- [EXERCISE OBJECTIVE]:
Quote, word for word, the line containing "Convert this screenshot" and all lines that follow it to the end of the records, with no pictures.

- [RECORDS FOR THE TASK]:
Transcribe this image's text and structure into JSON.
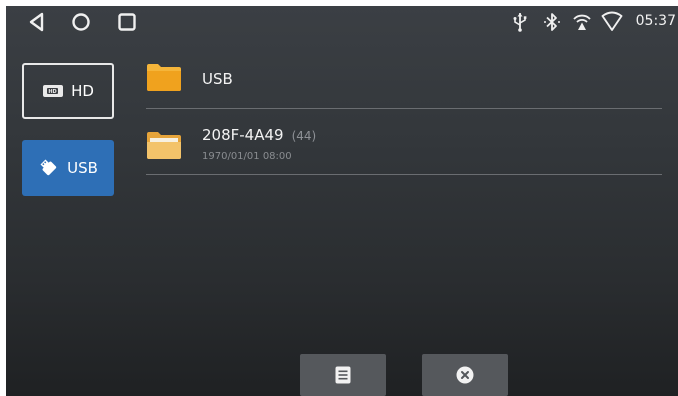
{
  "status_bar": {
    "nav_icons": [
      "back-icon",
      "home-icon",
      "recents-icon"
    ],
    "status_icons": [
      "usb-icon",
      "bluetooth-icon",
      "hotspot-icon",
      "wifi-icon"
    ],
    "time": "05:37"
  },
  "sidebar": {
    "items": [
      {
        "label": "HD",
        "icon": "hard-drive-icon",
        "selected": false
      },
      {
        "label": "USB",
        "icon": "usb-drive-icon",
        "selected": true
      }
    ]
  },
  "file_list": {
    "items": [
      {
        "name": "USB",
        "count": "",
        "date": "",
        "icon": "folder-icon"
      },
      {
        "name": "208F-4A49",
        "count": "(44)",
        "date": "1970/01/01 08:00",
        "icon": "folder-open-icon"
      }
    ]
  },
  "bottom_bar": {
    "buttons": [
      {
        "icon": "list-icon"
      },
      {
        "icon": "close-circle-icon"
      }
    ]
  },
  "colors": {
    "accent": "#2e6fb6",
    "folder": "#f2a623",
    "background_top": "#3b3f44",
    "background_bottom": "#1f2123"
  }
}
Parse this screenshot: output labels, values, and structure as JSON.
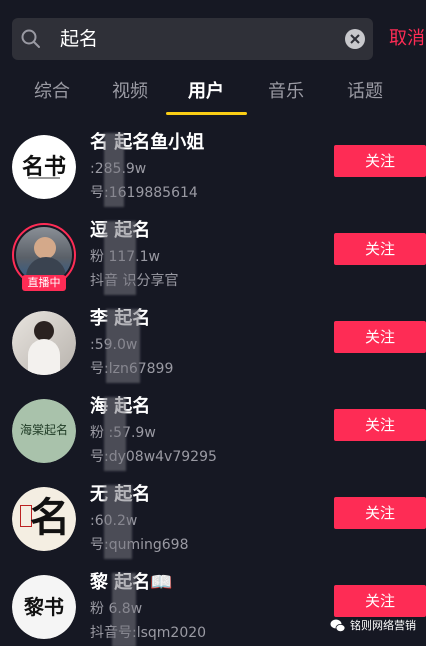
{
  "search": {
    "query": "起名",
    "cancel_label": "取消"
  },
  "tabs": [
    {
      "label": "综合"
    },
    {
      "label": "视频"
    },
    {
      "label": "用户"
    },
    {
      "label": "音乐"
    },
    {
      "label": "话题"
    }
  ],
  "active_tab": "用户",
  "users": [
    {
      "name": "名  起名鱼小姐",
      "fans": "  :285.9w",
      "uid": "   号:1619885614",
      "follow_label": "关注",
      "avatar_text": "名书",
      "live": false
    },
    {
      "name": "逗  起名",
      "fans": "粉   117.1w",
      "uid": "抖音   识分享官",
      "follow_label": "关注",
      "avatar_text": "",
      "live": true,
      "live_label": "直播中"
    },
    {
      "name": "李    起名",
      "fans": "  :59.0w",
      "uid": "   号:lzn67899",
      "follow_label": "关注",
      "avatar_text": "",
      "live": false
    },
    {
      "name": "海  起名",
      "fans": "粉  :57.9w",
      "uid": "   号:dy08w4v79295",
      "follow_label": "关注",
      "avatar_text": "海棠起名",
      "live": false
    },
    {
      "name": "无   起名",
      "fans": "  :60.2w",
      "uid": "   号:quming698",
      "follow_label": "关注",
      "avatar_text": "名",
      "live": false
    },
    {
      "name": "黎   起名📖",
      "fans": "粉  6.8w",
      "uid": "抖音号:lsqm2020",
      "follow_label": "关注",
      "avatar_text": "黎书",
      "live": false
    }
  ],
  "watermark": {
    "text": "铭则网络营销"
  },
  "colors": {
    "accent": "#fe2c55",
    "tab_indicator": "#face15",
    "background": "#161823"
  }
}
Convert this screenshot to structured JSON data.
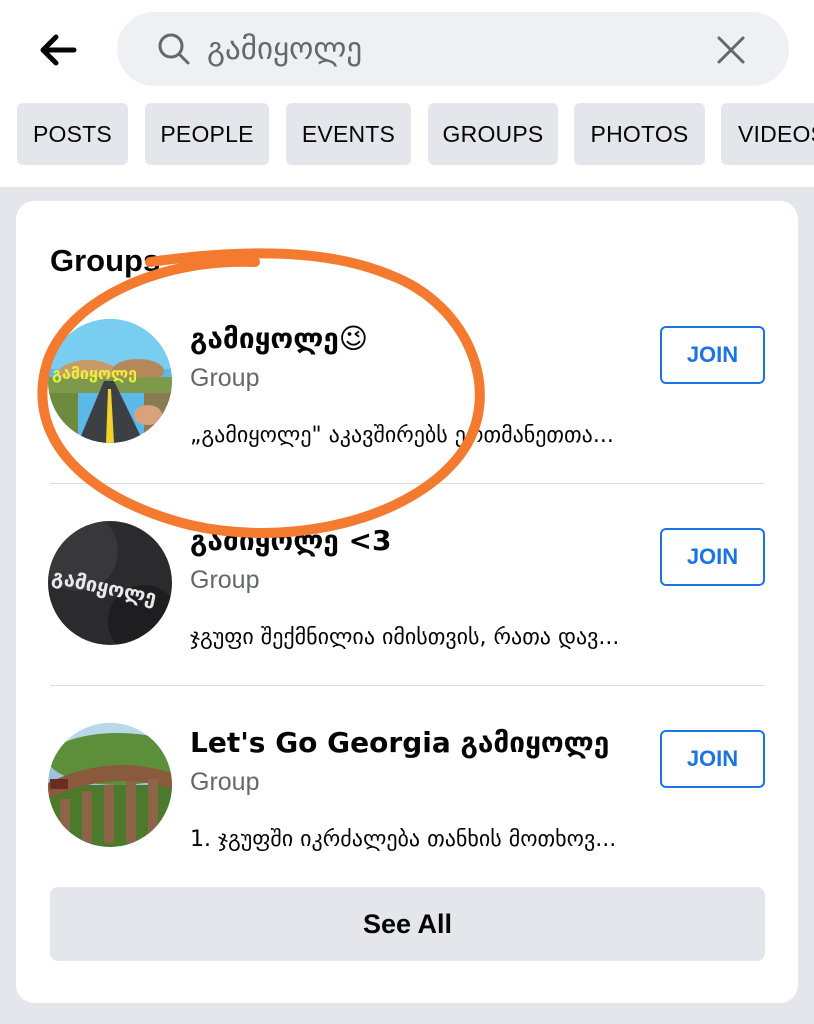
{
  "search": {
    "query": "გამიყოლე",
    "icon": "search-icon"
  },
  "filters": [
    "POSTS",
    "PEOPLE",
    "EVENTS",
    "GROUPS",
    "PHOTOS",
    "VIDEOS"
  ],
  "groups_section": {
    "title": "Groups",
    "join_label": "JOIN",
    "see_all_label": "See All",
    "accent_color": "#1b74e4",
    "items": [
      {
        "name": "გამიყოლე😉",
        "type": "Group",
        "description": "„გამიყოლე\" აკავშირებს ერთმანეთთა..."
      },
      {
        "name": "გამიყოლე <3",
        "type": "Group",
        "description": "ჯგუფი შექმნილია იმისთვის, რათა დავ..."
      },
      {
        "name": "Let's Go Georgia გამიყოლე",
        "type": "Group",
        "description": "1. ჯგუფში იკრძალება თანხის მოთხოვ..."
      }
    ]
  },
  "annotation_color": "#f47a30"
}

- [CORRECT ANSWER]:
Convert this screenshot to structured JSON data.
{
  "search": {
    "query": "გამიყოლე",
    "icon": "search-icon"
  },
  "filters": [
    "POSTS",
    "PEOPLE",
    "EVENTS",
    "GROUPS",
    "PHOTOS",
    "VIDEOS"
  ],
  "groups_section": {
    "title": "Groups",
    "join_label": "JOIN",
    "see_all_label": "See All",
    "accent_color": "#1b74e4",
    "items": [
      {
        "name": "გამიყოლე😉",
        "type": "Group",
        "description": "„გამიყოლე\" აკავშირებს ერთმანეთთა..."
      },
      {
        "name": "გამიყოლე <3",
        "type": "Group",
        "description": "ჯგუფი შექმნილია იმისთვის, რათა დავ..."
      },
      {
        "name": "Let's Go Georgia გამიყოლე",
        "type": "Group",
        "description": "1. ჯგუფში იკრძალება თანხის მოთხოვ..."
      }
    ]
  },
  "annotation_color": "#f47a30"
}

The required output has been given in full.